Your instructions —
Please write out the complete listing that follows, exactly as it reads.

Some records
────────────────

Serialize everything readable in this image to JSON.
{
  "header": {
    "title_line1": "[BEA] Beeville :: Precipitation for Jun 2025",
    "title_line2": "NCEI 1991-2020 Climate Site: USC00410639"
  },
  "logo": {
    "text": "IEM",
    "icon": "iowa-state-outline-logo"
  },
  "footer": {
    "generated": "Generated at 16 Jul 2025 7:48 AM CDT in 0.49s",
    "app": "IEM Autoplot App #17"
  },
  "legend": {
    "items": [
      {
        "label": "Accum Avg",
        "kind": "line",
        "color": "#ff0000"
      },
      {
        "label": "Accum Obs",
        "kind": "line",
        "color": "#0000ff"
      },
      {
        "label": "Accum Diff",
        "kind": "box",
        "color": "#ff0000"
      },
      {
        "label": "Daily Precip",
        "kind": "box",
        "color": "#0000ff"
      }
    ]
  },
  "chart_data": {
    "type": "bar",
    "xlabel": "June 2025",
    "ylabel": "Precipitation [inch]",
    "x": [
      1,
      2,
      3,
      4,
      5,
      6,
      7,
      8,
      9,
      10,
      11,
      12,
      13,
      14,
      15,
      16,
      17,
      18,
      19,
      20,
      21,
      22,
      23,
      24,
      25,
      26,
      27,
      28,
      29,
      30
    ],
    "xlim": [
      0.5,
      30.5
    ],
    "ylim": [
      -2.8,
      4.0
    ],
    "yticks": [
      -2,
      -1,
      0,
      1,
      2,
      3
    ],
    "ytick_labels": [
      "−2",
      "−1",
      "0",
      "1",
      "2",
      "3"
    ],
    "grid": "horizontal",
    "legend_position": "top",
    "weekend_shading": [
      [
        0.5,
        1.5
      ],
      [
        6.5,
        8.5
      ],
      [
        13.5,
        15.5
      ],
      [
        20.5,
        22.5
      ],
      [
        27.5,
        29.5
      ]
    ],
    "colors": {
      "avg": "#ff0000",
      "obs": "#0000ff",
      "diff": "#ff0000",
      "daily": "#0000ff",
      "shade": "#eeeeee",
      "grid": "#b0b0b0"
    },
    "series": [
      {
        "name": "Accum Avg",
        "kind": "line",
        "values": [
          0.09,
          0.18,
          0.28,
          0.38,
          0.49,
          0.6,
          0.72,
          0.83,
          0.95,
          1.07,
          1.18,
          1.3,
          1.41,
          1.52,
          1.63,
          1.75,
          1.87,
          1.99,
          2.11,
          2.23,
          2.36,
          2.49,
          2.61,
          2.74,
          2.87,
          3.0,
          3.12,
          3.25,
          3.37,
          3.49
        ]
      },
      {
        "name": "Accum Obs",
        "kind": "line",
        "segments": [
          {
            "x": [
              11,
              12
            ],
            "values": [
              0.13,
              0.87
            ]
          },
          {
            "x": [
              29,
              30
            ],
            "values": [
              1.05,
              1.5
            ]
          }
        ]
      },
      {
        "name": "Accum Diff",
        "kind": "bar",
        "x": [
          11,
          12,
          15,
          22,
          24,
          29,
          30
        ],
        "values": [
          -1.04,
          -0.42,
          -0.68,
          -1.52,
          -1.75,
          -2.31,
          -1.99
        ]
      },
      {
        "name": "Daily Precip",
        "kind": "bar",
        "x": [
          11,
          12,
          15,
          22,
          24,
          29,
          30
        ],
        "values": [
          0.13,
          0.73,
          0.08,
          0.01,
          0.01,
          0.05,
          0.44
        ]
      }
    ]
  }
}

────────────────

The answer —
Serialize everything readable in this image to JSON.
{
  "header": {
    "title_line1": "[BEA] Beeville :: Precipitation for Jun 2025",
    "title_line2": "NCEI 1991-2020 Climate Site: USC00410639"
  },
  "logo": {
    "text": "IEM",
    "icon": "iowa-state-outline-logo"
  },
  "footer": {
    "generated": "Generated at 16 Jul 2025 7:48 AM CDT in 0.49s",
    "app": "IEM Autoplot App #17"
  },
  "legend": {
    "items": [
      {
        "label": "Accum Avg",
        "kind": "line",
        "color": "#ff0000"
      },
      {
        "label": "Accum Obs",
        "kind": "line",
        "color": "#0000ff"
      },
      {
        "label": "Accum Diff",
        "kind": "box",
        "color": "#ff0000"
      },
      {
        "label": "Daily Precip",
        "kind": "box",
        "color": "#0000ff"
      }
    ]
  },
  "chart_data": {
    "type": "bar",
    "xlabel": "June 2025",
    "ylabel": "Precipitation [inch]",
    "x": [
      1,
      2,
      3,
      4,
      5,
      6,
      7,
      8,
      9,
      10,
      11,
      12,
      13,
      14,
      15,
      16,
      17,
      18,
      19,
      20,
      21,
      22,
      23,
      24,
      25,
      26,
      27,
      28,
      29,
      30
    ],
    "xlim": [
      0.5,
      30.5
    ],
    "ylim": [
      -2.8,
      4.0
    ],
    "yticks": [
      -2,
      -1,
      0,
      1,
      2,
      3
    ],
    "ytick_labels": [
      "−2",
      "−1",
      "0",
      "1",
      "2",
      "3"
    ],
    "grid": "horizontal",
    "legend_position": "top",
    "weekend_shading": [
      [
        0.5,
        1.5
      ],
      [
        6.5,
        8.5
      ],
      [
        13.5,
        15.5
      ],
      [
        20.5,
        22.5
      ],
      [
        27.5,
        29.5
      ]
    ],
    "colors": {
      "avg": "#ff0000",
      "obs": "#0000ff",
      "diff": "#ff0000",
      "daily": "#0000ff",
      "shade": "#eeeeee",
      "grid": "#b0b0b0"
    },
    "series": [
      {
        "name": "Accum Avg",
        "kind": "line",
        "values": [
          0.09,
          0.18,
          0.28,
          0.38,
          0.49,
          0.6,
          0.72,
          0.83,
          0.95,
          1.07,
          1.18,
          1.3,
          1.41,
          1.52,
          1.63,
          1.75,
          1.87,
          1.99,
          2.11,
          2.23,
          2.36,
          2.49,
          2.61,
          2.74,
          2.87,
          3.0,
          3.12,
          3.25,
          3.37,
          3.49
        ]
      },
      {
        "name": "Accum Obs",
        "kind": "line",
        "segments": [
          {
            "x": [
              11,
              12
            ],
            "values": [
              0.13,
              0.87
            ]
          },
          {
            "x": [
              29,
              30
            ],
            "values": [
              1.05,
              1.5
            ]
          }
        ]
      },
      {
        "name": "Accum Diff",
        "kind": "bar",
        "x": [
          11,
          12,
          15,
          22,
          24,
          29,
          30
        ],
        "values": [
          -1.04,
          -0.42,
          -0.68,
          -1.52,
          -1.75,
          -2.31,
          -1.99
        ]
      },
      {
        "name": "Daily Precip",
        "kind": "bar",
        "x": [
          11,
          12,
          15,
          22,
          24,
          29,
          30
        ],
        "values": [
          0.13,
          0.73,
          0.08,
          0.01,
          0.01,
          0.05,
          0.44
        ]
      }
    ]
  }
}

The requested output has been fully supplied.